# Extracted material:
▬▬▬▬▬▬▬▬▬▬

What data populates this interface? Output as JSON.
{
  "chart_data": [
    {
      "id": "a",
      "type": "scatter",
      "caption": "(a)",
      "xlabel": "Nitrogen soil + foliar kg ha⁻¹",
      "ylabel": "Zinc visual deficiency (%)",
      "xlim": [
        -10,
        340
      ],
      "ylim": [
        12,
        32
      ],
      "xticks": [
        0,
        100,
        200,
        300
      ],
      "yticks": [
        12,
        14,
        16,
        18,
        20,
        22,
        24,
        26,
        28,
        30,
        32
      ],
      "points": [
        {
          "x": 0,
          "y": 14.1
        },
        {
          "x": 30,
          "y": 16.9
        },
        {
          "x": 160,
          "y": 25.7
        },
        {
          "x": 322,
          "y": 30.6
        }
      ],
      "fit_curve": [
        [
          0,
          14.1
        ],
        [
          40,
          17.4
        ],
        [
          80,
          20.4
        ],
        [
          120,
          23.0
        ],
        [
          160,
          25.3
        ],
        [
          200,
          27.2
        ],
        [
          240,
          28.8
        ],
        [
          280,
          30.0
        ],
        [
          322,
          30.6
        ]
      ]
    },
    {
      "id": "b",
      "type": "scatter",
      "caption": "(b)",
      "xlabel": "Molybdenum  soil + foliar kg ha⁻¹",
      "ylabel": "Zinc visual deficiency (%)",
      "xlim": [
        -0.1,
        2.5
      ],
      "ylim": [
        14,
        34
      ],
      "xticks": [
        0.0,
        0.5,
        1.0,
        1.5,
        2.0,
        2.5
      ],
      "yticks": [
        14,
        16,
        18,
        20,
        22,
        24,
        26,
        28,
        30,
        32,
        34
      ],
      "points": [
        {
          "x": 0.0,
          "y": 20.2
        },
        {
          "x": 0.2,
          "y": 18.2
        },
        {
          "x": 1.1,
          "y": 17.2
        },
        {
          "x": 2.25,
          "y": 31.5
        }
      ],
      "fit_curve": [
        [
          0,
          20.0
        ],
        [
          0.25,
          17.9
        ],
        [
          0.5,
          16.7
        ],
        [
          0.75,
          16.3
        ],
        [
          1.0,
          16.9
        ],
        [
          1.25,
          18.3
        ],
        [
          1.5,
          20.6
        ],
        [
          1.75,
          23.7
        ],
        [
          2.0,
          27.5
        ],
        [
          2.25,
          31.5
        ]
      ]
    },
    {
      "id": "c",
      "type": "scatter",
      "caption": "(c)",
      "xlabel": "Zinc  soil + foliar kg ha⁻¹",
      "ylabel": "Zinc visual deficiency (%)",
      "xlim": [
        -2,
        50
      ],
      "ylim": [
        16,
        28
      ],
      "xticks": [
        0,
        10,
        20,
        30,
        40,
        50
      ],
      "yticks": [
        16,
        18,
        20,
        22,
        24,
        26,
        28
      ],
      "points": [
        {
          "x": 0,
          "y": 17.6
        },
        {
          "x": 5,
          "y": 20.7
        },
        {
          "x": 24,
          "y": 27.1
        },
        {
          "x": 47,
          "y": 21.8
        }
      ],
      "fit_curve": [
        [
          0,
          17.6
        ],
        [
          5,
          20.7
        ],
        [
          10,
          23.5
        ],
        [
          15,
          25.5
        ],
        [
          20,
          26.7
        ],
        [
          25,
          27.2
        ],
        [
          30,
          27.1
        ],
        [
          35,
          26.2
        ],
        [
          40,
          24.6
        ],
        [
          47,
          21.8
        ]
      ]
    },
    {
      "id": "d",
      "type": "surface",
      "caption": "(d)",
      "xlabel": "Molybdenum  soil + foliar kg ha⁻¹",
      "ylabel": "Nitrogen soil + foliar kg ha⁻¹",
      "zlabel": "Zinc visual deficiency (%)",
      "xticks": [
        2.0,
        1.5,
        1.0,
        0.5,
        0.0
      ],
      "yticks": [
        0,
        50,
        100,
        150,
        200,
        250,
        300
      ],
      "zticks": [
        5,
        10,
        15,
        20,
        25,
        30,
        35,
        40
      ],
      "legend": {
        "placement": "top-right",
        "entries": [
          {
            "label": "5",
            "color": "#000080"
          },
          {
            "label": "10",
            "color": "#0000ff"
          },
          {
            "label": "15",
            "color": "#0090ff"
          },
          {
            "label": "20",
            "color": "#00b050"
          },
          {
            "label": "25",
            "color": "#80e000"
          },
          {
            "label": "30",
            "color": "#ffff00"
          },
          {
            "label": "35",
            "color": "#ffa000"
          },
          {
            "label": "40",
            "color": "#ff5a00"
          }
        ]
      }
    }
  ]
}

▬▬▬▬▬▬▬▬▬▬

# What you need to do:
The whole listing above needs to be written out again exactly.

# Exercise answer:
What data populates this interface? Output as JSON.
{
  "chart_data": [
    {
      "id": "a",
      "type": "scatter",
      "caption": "(a)",
      "xlabel": "Nitrogen soil + foliar kg ha⁻¹",
      "ylabel": "Zinc visual deficiency (%)",
      "xlim": [
        -10,
        340
      ],
      "ylim": [
        12,
        32
      ],
      "xticks": [
        0,
        100,
        200,
        300
      ],
      "yticks": [
        12,
        14,
        16,
        18,
        20,
        22,
        24,
        26,
        28,
        30,
        32
      ],
      "points": [
        {
          "x": 0,
          "y": 14.1
        },
        {
          "x": 30,
          "y": 16.9
        },
        {
          "x": 160,
          "y": 25.7
        },
        {
          "x": 322,
          "y": 30.6
        }
      ],
      "fit_curve": [
        [
          0,
          14.1
        ],
        [
          40,
          17.4
        ],
        [
          80,
          20.4
        ],
        [
          120,
          23.0
        ],
        [
          160,
          25.3
        ],
        [
          200,
          27.2
        ],
        [
          240,
          28.8
        ],
        [
          280,
          30.0
        ],
        [
          322,
          30.6
        ]
      ]
    },
    {
      "id": "b",
      "type": "scatter",
      "caption": "(b)",
      "xlabel": "Molybdenum  soil + foliar kg ha⁻¹",
      "ylabel": "Zinc visual deficiency (%)",
      "xlim": [
        -0.1,
        2.5
      ],
      "ylim": [
        14,
        34
      ],
      "xticks": [
        0.0,
        0.5,
        1.0,
        1.5,
        2.0,
        2.5
      ],
      "yticks": [
        14,
        16,
        18,
        20,
        22,
        24,
        26,
        28,
        30,
        32,
        34
      ],
      "points": [
        {
          "x": 0.0,
          "y": 20.2
        },
        {
          "x": 0.2,
          "y": 18.2
        },
        {
          "x": 1.1,
          "y": 17.2
        },
        {
          "x": 2.25,
          "y": 31.5
        }
      ],
      "fit_curve": [
        [
          0,
          20.0
        ],
        [
          0.25,
          17.9
        ],
        [
          0.5,
          16.7
        ],
        [
          0.75,
          16.3
        ],
        [
          1.0,
          16.9
        ],
        [
          1.25,
          18.3
        ],
        [
          1.5,
          20.6
        ],
        [
          1.75,
          23.7
        ],
        [
          2.0,
          27.5
        ],
        [
          2.25,
          31.5
        ]
      ]
    },
    {
      "id": "c",
      "type": "scatter",
      "caption": "(c)",
      "xlabel": "Zinc  soil + foliar kg ha⁻¹",
      "ylabel": "Zinc visual deficiency (%)",
      "xlim": [
        -2,
        50
      ],
      "ylim": [
        16,
        28
      ],
      "xticks": [
        0,
        10,
        20,
        30,
        40,
        50
      ],
      "yticks": [
        16,
        18,
        20,
        22,
        24,
        26,
        28
      ],
      "points": [
        {
          "x": 0,
          "y": 17.6
        },
        {
          "x": 5,
          "y": 20.7
        },
        {
          "x": 24,
          "y": 27.1
        },
        {
          "x": 47,
          "y": 21.8
        }
      ],
      "fit_curve": [
        [
          0,
          17.6
        ],
        [
          5,
          20.7
        ],
        [
          10,
          23.5
        ],
        [
          15,
          25.5
        ],
        [
          20,
          26.7
        ],
        [
          25,
          27.2
        ],
        [
          30,
          27.1
        ],
        [
          35,
          26.2
        ],
        [
          40,
          24.6
        ],
        [
          47,
          21.8
        ]
      ]
    },
    {
      "id": "d",
      "type": "surface",
      "caption": "(d)",
      "xlabel": "Molybdenum  soil + foliar kg ha⁻¹",
      "ylabel": "Nitrogen soil + foliar kg ha⁻¹",
      "zlabel": "Zinc visual deficiency (%)",
      "xticks": [
        2.0,
        1.5,
        1.0,
        0.5,
        0.0
      ],
      "yticks": [
        0,
        50,
        100,
        150,
        200,
        250,
        300
      ],
      "zticks": [
        5,
        10,
        15,
        20,
        25,
        30,
        35,
        40
      ],
      "legend": {
        "placement": "top-right",
        "entries": [
          {
            "label": "5",
            "color": "#000080"
          },
          {
            "label": "10",
            "color": "#0000ff"
          },
          {
            "label": "15",
            "color": "#0090ff"
          },
          {
            "label": "20",
            "color": "#00b050"
          },
          {
            "label": "25",
            "color": "#80e000"
          },
          {
            "label": "30",
            "color": "#ffff00"
          },
          {
            "label": "35",
            "color": "#ffa000"
          },
          {
            "label": "40",
            "color": "#ff5a00"
          }
        ]
      }
    }
  ]
}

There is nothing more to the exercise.